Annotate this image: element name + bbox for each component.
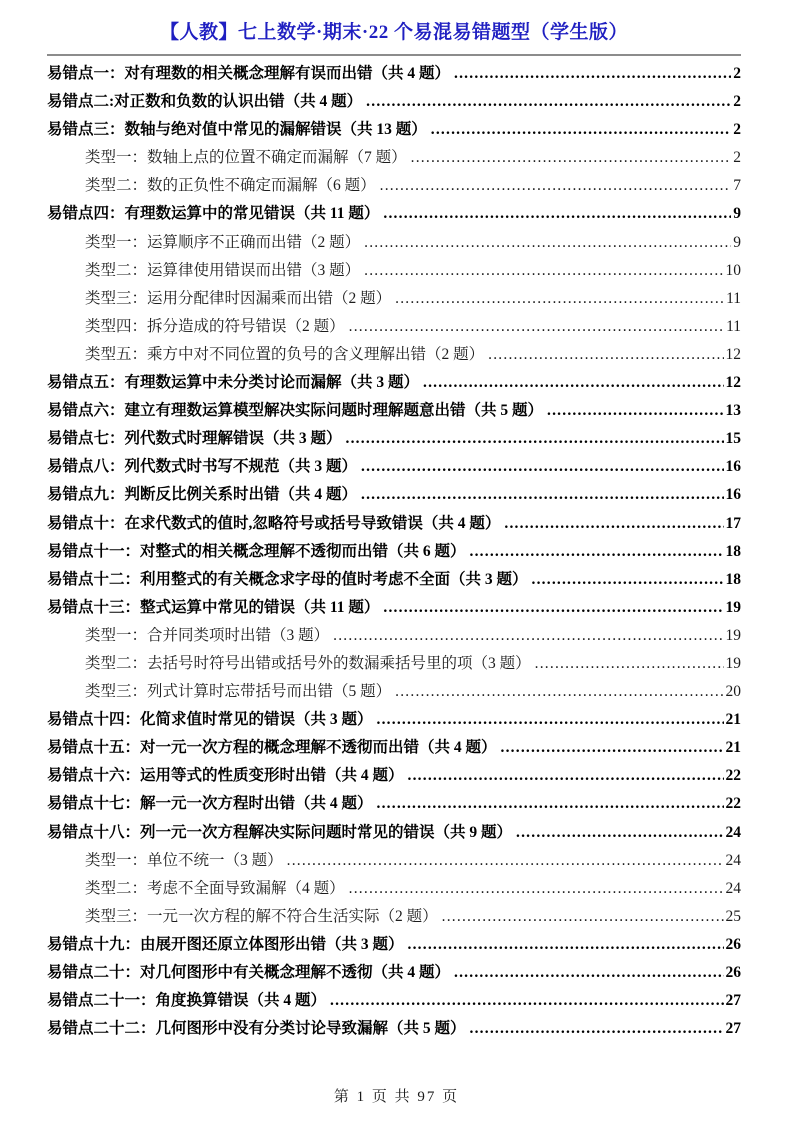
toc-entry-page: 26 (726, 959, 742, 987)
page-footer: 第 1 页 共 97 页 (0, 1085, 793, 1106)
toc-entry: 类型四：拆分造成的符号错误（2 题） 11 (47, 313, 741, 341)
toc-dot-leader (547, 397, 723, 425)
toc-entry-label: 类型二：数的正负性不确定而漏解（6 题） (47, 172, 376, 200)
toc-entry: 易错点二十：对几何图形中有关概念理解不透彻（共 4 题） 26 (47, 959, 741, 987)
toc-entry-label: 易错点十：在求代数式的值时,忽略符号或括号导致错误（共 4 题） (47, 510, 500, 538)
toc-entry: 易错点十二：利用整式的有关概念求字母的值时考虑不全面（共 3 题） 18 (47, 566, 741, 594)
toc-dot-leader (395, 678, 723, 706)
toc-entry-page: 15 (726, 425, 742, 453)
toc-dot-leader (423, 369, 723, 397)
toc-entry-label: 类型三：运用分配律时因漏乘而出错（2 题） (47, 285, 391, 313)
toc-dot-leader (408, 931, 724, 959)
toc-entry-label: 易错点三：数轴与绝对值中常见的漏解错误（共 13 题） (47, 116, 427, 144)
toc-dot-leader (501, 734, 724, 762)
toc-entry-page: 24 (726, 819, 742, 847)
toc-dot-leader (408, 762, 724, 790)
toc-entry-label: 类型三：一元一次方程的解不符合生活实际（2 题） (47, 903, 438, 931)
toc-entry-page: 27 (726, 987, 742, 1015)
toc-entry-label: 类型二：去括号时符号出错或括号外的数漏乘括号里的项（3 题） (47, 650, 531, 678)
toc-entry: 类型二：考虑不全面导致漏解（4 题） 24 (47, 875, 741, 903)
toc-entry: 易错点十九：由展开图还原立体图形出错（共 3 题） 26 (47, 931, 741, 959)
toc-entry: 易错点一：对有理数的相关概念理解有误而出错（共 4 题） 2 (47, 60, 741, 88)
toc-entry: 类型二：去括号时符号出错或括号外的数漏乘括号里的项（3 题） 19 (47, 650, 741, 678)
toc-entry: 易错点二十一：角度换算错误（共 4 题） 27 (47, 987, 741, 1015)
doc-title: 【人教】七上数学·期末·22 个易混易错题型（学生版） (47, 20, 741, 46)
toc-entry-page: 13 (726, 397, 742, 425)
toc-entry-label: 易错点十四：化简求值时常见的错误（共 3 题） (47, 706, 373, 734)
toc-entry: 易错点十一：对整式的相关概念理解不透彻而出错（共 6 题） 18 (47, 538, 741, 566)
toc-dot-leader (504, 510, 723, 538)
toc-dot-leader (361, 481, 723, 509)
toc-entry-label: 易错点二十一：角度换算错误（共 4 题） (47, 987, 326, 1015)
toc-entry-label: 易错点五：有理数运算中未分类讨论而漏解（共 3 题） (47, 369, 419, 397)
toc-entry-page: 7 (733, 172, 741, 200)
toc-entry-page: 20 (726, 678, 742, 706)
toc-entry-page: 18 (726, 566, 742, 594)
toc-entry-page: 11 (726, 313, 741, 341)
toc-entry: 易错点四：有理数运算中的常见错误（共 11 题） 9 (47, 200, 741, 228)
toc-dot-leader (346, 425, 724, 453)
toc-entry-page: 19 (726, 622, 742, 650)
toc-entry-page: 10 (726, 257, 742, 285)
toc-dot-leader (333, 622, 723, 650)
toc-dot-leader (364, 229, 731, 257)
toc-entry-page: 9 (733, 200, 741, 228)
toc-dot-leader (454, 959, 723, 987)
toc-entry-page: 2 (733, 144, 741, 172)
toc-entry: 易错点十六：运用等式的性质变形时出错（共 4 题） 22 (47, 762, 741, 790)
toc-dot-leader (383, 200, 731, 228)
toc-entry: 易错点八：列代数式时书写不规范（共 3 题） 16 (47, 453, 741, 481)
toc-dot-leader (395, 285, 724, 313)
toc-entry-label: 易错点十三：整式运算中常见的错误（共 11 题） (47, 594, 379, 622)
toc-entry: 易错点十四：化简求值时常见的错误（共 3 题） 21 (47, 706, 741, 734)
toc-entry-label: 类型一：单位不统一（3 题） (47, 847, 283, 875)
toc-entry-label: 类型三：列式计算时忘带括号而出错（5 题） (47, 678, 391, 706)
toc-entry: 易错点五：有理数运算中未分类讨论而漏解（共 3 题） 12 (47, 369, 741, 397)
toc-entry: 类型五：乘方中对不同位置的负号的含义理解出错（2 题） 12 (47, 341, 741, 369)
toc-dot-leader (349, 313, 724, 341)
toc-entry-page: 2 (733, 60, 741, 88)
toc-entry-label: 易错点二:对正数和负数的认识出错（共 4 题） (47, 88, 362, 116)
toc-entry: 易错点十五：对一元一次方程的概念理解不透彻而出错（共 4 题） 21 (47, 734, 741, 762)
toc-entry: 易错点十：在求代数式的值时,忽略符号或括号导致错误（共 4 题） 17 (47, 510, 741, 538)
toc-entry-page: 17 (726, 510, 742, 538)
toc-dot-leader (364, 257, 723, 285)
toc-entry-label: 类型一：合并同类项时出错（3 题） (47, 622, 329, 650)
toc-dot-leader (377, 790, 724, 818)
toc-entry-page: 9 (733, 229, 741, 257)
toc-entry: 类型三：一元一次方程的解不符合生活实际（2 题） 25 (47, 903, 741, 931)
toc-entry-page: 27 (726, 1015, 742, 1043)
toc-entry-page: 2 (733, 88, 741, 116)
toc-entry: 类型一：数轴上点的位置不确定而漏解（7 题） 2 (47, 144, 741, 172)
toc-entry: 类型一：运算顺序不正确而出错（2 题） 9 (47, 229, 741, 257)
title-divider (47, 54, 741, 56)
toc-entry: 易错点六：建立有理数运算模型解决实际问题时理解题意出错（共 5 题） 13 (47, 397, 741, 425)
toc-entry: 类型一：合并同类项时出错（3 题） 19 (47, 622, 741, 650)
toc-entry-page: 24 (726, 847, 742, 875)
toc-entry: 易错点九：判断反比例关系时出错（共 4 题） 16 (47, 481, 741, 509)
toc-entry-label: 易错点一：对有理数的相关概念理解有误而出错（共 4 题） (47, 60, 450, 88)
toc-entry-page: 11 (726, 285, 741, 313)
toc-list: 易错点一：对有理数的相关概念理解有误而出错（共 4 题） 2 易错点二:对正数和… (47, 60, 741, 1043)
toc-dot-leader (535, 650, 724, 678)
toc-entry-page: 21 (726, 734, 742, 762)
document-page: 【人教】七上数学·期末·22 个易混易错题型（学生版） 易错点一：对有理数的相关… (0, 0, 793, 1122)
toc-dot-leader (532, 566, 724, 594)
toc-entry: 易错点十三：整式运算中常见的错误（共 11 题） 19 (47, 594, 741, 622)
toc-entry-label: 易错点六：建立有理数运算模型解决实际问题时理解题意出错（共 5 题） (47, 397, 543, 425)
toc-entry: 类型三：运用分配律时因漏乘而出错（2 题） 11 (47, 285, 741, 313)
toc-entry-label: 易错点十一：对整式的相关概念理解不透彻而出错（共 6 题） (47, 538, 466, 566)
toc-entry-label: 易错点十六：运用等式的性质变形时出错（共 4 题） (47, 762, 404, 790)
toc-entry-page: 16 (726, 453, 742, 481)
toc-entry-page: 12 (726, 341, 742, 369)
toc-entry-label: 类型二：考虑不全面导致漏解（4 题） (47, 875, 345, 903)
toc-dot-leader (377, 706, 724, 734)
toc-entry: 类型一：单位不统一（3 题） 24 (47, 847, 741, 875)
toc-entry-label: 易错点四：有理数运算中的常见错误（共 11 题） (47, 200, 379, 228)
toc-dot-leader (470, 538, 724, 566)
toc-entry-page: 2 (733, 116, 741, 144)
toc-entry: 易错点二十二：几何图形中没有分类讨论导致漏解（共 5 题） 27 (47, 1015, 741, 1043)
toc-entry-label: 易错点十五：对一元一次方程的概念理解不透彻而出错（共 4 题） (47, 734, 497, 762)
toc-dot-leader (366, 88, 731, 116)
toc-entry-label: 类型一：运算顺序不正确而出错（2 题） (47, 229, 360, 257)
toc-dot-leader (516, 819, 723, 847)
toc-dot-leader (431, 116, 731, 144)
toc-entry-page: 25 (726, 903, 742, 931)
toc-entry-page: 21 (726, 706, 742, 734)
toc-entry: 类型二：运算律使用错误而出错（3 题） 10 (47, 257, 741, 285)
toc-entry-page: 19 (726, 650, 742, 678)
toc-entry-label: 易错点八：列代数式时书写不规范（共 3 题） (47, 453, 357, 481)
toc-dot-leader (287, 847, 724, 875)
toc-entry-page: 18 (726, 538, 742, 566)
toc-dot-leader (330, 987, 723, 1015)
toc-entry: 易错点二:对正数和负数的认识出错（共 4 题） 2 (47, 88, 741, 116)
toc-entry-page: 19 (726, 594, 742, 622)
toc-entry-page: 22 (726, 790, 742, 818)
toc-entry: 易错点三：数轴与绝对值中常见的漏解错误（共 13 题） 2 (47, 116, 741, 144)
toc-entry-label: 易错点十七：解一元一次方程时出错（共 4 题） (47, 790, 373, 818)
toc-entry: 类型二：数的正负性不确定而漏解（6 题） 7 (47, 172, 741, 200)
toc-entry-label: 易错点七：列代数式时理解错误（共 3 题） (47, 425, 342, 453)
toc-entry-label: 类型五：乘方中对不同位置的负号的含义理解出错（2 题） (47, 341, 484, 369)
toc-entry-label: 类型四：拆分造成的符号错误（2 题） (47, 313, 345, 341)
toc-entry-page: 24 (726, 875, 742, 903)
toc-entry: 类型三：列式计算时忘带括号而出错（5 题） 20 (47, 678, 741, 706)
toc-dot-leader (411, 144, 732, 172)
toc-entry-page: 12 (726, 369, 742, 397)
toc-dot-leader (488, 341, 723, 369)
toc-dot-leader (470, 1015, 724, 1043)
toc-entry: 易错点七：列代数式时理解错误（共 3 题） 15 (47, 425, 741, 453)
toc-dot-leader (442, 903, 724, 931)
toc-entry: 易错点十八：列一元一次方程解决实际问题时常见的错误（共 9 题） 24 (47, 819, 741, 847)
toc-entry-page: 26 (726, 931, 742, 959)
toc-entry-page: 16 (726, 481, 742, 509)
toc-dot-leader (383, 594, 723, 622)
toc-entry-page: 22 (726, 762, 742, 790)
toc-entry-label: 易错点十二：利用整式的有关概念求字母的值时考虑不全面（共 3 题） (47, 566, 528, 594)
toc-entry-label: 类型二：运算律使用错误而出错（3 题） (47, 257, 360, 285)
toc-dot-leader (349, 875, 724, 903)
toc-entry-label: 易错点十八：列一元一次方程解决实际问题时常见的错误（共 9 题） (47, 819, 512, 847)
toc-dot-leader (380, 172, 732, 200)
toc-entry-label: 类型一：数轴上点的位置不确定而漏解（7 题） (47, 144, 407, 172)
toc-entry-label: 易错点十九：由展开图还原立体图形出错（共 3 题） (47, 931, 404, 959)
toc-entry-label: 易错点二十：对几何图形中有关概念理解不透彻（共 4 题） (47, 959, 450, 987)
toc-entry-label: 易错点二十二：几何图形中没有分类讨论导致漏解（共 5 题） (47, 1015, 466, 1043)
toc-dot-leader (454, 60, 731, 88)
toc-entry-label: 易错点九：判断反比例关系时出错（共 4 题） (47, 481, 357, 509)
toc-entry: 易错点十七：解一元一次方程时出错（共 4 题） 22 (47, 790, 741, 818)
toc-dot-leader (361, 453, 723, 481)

------------------------------------

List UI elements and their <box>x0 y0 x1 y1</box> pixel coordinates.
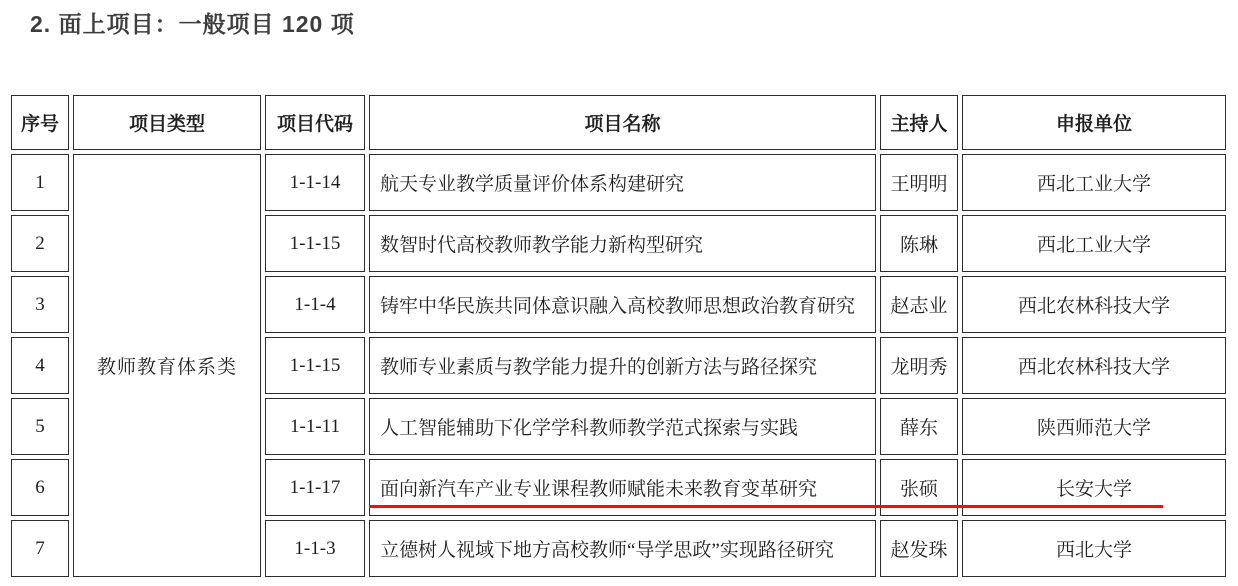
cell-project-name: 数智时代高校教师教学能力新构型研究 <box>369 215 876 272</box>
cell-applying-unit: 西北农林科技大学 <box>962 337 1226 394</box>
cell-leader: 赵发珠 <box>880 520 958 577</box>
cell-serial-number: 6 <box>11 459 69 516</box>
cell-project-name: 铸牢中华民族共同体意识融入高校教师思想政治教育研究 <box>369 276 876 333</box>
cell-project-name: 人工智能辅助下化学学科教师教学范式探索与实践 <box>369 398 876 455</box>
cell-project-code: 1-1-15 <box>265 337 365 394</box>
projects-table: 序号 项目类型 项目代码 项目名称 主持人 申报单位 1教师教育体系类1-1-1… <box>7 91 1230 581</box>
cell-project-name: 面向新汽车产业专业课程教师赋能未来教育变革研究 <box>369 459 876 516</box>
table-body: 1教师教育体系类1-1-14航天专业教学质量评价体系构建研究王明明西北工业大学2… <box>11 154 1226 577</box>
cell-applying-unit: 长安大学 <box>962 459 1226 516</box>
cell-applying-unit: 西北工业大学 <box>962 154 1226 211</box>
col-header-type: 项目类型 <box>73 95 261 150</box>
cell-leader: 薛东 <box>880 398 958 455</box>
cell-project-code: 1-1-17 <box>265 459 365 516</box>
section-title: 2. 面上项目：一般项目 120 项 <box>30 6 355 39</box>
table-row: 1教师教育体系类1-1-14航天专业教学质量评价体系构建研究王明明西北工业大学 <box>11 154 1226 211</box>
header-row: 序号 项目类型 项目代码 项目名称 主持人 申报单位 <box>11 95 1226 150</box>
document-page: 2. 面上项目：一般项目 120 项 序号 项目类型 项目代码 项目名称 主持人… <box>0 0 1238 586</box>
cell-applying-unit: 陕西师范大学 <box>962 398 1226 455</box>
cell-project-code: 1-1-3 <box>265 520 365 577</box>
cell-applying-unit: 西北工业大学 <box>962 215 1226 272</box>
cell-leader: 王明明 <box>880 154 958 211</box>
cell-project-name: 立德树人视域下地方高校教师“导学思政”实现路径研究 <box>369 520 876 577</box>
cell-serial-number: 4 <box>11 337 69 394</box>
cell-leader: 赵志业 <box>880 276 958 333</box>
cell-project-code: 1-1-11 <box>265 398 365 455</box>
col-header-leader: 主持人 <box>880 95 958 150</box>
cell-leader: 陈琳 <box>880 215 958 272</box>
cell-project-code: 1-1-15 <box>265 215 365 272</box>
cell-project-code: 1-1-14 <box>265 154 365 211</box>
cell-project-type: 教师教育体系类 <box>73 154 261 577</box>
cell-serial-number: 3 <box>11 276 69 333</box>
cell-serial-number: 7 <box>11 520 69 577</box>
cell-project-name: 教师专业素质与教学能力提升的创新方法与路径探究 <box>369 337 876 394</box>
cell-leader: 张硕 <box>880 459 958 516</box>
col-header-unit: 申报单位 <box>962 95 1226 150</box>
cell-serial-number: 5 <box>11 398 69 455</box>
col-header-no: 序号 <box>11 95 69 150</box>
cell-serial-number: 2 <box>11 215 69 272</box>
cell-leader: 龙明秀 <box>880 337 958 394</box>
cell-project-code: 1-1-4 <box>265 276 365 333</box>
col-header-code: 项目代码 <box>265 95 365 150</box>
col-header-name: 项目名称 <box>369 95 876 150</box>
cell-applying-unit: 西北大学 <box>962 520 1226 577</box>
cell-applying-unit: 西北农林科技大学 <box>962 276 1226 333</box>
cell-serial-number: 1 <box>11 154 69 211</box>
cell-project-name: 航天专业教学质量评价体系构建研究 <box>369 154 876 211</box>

------------------------------------

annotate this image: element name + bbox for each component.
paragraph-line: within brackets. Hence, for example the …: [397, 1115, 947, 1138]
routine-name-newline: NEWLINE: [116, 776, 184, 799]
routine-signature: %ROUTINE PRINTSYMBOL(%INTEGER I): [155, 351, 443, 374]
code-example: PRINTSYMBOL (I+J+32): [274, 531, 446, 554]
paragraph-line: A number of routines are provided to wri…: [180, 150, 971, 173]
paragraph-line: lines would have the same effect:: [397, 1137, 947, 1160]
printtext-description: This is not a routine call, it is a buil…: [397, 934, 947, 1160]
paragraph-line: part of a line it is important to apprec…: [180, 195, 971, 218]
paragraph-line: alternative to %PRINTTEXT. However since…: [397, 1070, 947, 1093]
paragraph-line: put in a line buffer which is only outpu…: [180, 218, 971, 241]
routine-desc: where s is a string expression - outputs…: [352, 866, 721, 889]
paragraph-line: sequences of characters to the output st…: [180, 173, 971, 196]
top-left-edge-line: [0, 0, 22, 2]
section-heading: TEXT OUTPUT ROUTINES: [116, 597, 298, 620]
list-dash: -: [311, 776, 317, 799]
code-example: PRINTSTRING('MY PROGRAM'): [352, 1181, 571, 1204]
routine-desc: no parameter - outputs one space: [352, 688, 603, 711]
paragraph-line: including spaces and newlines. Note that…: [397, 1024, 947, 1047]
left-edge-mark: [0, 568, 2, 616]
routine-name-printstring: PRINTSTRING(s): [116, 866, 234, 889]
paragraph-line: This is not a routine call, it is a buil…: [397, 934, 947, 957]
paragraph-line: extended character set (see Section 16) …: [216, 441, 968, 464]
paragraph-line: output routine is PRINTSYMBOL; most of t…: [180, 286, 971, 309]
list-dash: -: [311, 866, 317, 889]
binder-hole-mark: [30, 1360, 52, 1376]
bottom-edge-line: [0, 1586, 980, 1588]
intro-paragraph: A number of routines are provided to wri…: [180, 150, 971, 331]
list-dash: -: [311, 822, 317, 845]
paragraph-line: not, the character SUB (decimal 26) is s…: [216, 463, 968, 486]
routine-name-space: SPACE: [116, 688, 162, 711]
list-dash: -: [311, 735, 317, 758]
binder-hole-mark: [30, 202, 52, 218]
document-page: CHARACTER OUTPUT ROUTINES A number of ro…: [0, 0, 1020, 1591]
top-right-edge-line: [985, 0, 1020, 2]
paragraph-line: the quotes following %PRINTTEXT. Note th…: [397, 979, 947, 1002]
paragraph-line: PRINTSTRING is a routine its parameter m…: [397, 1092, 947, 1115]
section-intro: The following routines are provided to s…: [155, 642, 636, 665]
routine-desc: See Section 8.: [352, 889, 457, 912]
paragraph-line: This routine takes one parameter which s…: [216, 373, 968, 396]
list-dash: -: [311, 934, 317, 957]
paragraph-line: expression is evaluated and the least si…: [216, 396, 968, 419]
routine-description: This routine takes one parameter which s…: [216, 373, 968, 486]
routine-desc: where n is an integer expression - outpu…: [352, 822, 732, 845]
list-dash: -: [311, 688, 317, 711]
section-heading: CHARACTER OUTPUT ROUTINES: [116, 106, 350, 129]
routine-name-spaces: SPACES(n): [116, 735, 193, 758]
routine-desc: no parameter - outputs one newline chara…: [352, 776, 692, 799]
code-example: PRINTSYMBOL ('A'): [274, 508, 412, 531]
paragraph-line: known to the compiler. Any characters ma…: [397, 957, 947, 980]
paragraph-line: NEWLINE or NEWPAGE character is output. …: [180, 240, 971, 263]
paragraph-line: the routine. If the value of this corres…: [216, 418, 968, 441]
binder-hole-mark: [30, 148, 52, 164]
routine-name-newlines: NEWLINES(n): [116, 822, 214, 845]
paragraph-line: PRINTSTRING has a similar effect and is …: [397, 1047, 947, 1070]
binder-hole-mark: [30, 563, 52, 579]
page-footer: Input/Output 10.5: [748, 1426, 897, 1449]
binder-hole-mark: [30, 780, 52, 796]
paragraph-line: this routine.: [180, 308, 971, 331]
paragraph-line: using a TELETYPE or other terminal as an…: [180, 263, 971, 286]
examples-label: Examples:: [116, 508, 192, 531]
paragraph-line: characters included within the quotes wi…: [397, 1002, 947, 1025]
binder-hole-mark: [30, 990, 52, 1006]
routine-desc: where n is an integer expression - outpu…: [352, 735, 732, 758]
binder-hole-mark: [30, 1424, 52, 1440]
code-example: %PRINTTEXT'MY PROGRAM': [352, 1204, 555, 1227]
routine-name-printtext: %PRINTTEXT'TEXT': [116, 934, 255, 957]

------------------------------------

PROMPT —
Copy out the listing lines word for word, beginning with the line that contains "toc-entry-page: 26 (726, 959, 742, 987)" and ending with the line that contains "toc-dot-leader (395, 678, 723, 706)", including both of those lines. Print only those lines.

EXERCISE RESPONSE —
toc-entry-page: 26 (726, 959, 742, 987)
page-footer: 第 1 页 共 97 页 (0, 1085, 793, 1106)
toc-entry: 类型四：拆分造成的符号错误（2 题） 11 (47, 313, 741, 341)
toc-dot-leader (547, 397, 723, 425)
toc-entry-label: 类型二：数的正负性不确定而漏解（6 题） (47, 172, 376, 200)
toc-entry: 易错点二十：对几何图形中有关概念理解不透彻（共 4 题） 26 (47, 959, 741, 987)
toc-entry-label: 易错点十：在求代数式的值时,忽略符号或括号导致错误（共 4 题） (47, 510, 500, 538)
toc-entry: 易错点十二：利用整式的有关概念求字母的值时考虑不全面（共 3 题） 18 (47, 566, 741, 594)
toc-dot-leader (395, 678, 723, 706)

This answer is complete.